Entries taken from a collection
+ + +

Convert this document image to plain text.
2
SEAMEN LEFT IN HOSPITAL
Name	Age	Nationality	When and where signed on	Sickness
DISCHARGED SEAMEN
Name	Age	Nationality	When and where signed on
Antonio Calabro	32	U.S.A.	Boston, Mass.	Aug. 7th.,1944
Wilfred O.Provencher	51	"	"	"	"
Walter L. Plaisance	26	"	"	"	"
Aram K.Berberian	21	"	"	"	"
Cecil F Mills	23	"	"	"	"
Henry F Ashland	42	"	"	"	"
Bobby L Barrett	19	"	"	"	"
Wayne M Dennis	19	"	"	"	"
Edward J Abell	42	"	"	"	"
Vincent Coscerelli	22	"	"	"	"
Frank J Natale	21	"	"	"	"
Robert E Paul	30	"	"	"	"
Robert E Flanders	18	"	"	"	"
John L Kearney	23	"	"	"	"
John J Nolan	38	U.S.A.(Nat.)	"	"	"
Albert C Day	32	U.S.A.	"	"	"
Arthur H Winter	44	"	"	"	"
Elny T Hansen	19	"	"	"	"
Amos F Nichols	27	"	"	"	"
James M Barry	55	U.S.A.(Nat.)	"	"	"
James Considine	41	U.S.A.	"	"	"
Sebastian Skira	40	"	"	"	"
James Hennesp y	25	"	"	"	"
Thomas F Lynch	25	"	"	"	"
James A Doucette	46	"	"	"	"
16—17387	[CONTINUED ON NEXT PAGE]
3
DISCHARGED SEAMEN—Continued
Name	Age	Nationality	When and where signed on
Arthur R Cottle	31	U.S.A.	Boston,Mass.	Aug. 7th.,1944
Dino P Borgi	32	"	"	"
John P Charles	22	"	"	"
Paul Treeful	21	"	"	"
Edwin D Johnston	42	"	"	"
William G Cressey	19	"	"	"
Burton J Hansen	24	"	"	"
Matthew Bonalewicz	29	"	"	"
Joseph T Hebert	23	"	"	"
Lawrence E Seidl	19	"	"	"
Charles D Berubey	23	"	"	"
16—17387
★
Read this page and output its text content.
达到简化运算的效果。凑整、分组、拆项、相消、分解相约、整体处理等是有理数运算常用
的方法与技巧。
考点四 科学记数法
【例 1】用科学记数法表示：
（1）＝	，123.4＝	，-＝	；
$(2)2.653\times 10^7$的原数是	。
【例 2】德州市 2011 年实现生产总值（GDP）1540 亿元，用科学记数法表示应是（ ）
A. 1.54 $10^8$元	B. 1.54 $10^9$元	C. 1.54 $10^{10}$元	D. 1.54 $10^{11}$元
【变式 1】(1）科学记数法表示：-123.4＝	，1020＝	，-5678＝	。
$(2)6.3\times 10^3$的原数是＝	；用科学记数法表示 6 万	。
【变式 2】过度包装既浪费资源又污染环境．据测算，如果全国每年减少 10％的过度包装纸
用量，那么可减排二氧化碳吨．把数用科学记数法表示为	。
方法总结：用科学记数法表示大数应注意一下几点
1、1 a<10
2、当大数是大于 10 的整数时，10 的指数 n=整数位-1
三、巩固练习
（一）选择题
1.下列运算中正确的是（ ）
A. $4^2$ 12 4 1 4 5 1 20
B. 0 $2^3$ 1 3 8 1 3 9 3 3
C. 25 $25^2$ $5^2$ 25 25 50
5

+ + +

* _WHAT THE EXERCISE ASKS_
All the data must be duplicated exactly, with nothing added or removed.

* _ANSWER_
Convert this document image to plain text.
2
SEAMEN LEFT IN HOSPITAL
Name	Age	Nationality	When and where signed on	Sickness
DISCHARGED SEAMEN
Name	Age	Nationality	When and where signed on
Antonio Calabro	32	U.S.A.	Boston, Mass.	Aug. 7th.,1944
Wilfred O.Provencher	51	"	"	"	"
Walter L. Plaisance	26	"	"	"	"
Aram K.Berberian	21	"	"	"	"
Cecil F Mills	23	"	"	"	"
Henry F Ashland	42	"	"	"	"
Bobby L Barrett	19	"	"	"	"
Wayne M Dennis	19	"	"	"	"
Edward J Abell	42	"	"	"	"
Vincent Coscerelli	22	"	"	"	"
Frank J Natale	21	"	"	"	"
Robert E Paul	30	"	"	"	"
Robert E Flanders	18	"	"	"	"
John L Kearney	23	"	"	"	"
John J Nolan	38	U.S.A.(Nat.)	"	"	"
Albert C Day	32	U.S.A.	"	"	"
Arthur H Winter	44	"	"	"	"
Elny T Hansen	19	"	"	"	"
Amos F Nichols	27	"	"	"	"
James M Barry	55	U.S.A.(Nat.)	"	"	"
James Considine	41	U.S.A.	"	"	"
Sebastian Skira	40	"	"	"	"
James Hennesp y	25	"	"	"	"
Thomas F Lynch	25	"	"	"	"
James A Doucette	46	"	"	"	"
16—17387	[CONTINUED ON NEXT PAGE]
3
DISCHARGED SEAMEN—Continued
Name	Age	Nationality	When and where signed on
Arthur R Cottle	31	U.S.A.	Boston,Mass.	Aug. 7th.,1944
Dino P Borgi	32	"	"	"
John P Charles	22	"	"	"
Paul Treeful	21	"	"	"
Edwin D Johnston	42	"	"	"
William G Cressey	19	"	"	"
Burton J Hansen	24	"	"	"
Matthew Bonalewicz	29	"	"	"
Joseph T Hebert	23	"	"	"
Lawrence E Seidl	19	"	"	"
Charles D Berubey	23	"	"	"
16—17387
★
Read this page and output its text content.
达到简化运算的效果。凑整、分组、拆项、相消、分解相约、整体处理等是有理数运算常用
的方法与技巧。
考点四 科学记数法
【例 1】用科学记数法表示：
（1）＝	，123.4＝	，-＝	；
$(2)2.653\times 10^7$的原数是	。
【例 2】德州市 2011 年实现生产总值（GDP）1540 亿元，用科学记数法表示应是（ ）
A. 1.54 $10^8$元	B. 1.54 $10^9$元	C. 1.54 $10^{10}$元	D. 1.54 $10^{11}$元
【变式 1】(1）科学记数法表示：-123.4＝	，1020＝	，-5678＝	。
$(2)6.3\times 10^3$的原数是＝	；用科学记数法表示 6 万	。
【变式 2】过度包装既浪费资源又污染环境．据测算，如果全国每年减少 10％的过度包装纸
用量，那么可减排二氧化碳吨．把数用科学记数法表示为	。
方法总结：用科学记数法表示大数应注意一下几点
1、1 a<10
2、当大数是大于 10 的整数时，10 的指数 n=整数位-1
三、巩固练习
（一）选择题
1.下列运算中正确的是（ ）
A. $4^2$ 12 4 1 4 5 1 20
B. 0 $2^3$ 1 3 8 1 3 9 3 3
C. 25 $25^2$ $5^2$ 25 25 50
5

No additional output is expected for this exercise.